+++ DATASET

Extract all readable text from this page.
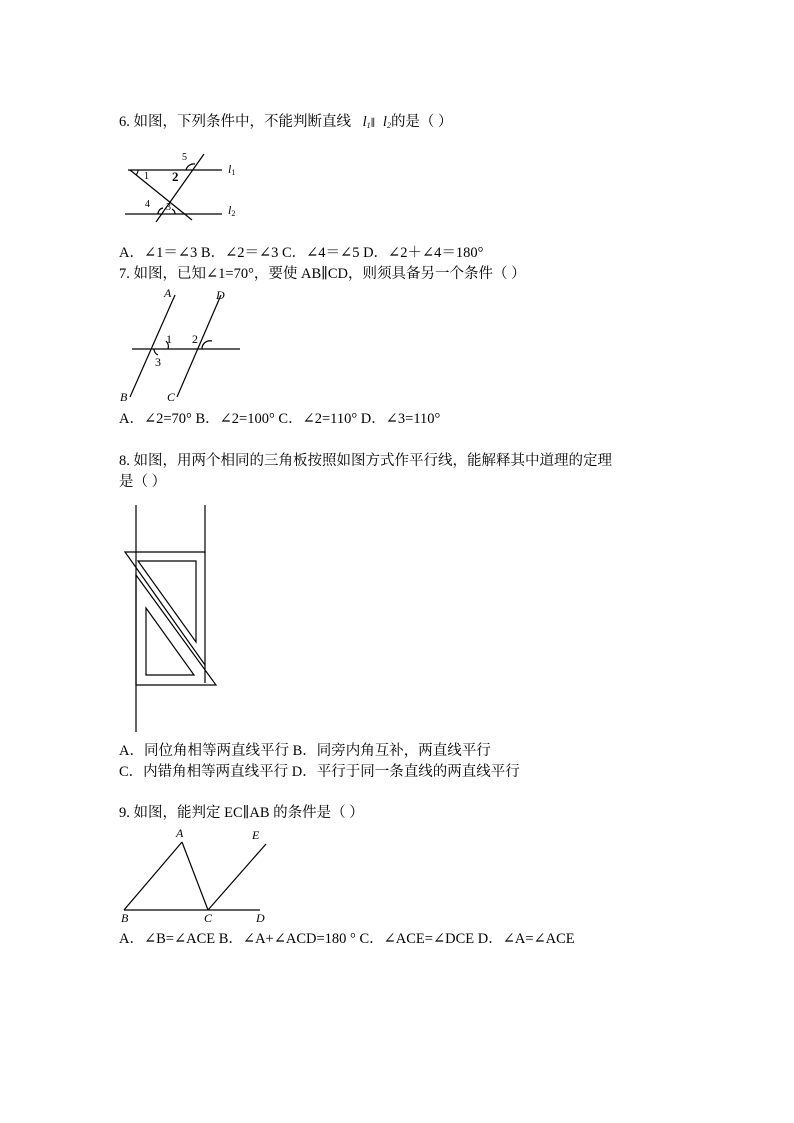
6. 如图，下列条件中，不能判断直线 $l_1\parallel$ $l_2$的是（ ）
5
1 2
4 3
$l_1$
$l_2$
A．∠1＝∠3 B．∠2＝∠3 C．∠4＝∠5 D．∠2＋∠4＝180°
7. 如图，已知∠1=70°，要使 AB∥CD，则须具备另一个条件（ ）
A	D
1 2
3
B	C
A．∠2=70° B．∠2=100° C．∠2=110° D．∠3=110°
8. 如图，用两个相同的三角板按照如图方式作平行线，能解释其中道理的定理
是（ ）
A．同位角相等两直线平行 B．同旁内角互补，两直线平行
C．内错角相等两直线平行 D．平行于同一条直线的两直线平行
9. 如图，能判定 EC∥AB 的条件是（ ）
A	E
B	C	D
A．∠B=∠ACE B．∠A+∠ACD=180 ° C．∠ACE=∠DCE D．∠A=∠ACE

++++++

— YOUR TASK —
Using the data above, print every line exactly, omitting pictures.

— RESULT —
Extract all readable text from this page.
6. 如图，下列条件中，不能判断直线 $l_1\parallel$ $l_2$的是（ ）
5
1 2
4 3
$l_1$
$l_2$
A．∠1＝∠3 B．∠2＝∠3 C．∠4＝∠5 D．∠2＋∠4＝180°
7. 如图，已知∠1=70°，要使 AB∥CD，则须具备另一个条件（ ）
A	D
1 2
3
B	C
A．∠2=70° B．∠2=100° C．∠2=110° D．∠3=110°
8. 如图，用两个相同的三角板按照如图方式作平行线，能解释其中道理的定理
是（ ）
A．同位角相等两直线平行 B．同旁内角互补，两直线平行
C．内错角相等两直线平行 D．平行于同一条直线的两直线平行
9. 如图，能判定 EC∥AB 的条件是（ ）
A	E
B	C	D
A．∠B=∠ACE B．∠A+∠ACD=180 ° C．∠ACE=∠DCE D．∠A=∠ACE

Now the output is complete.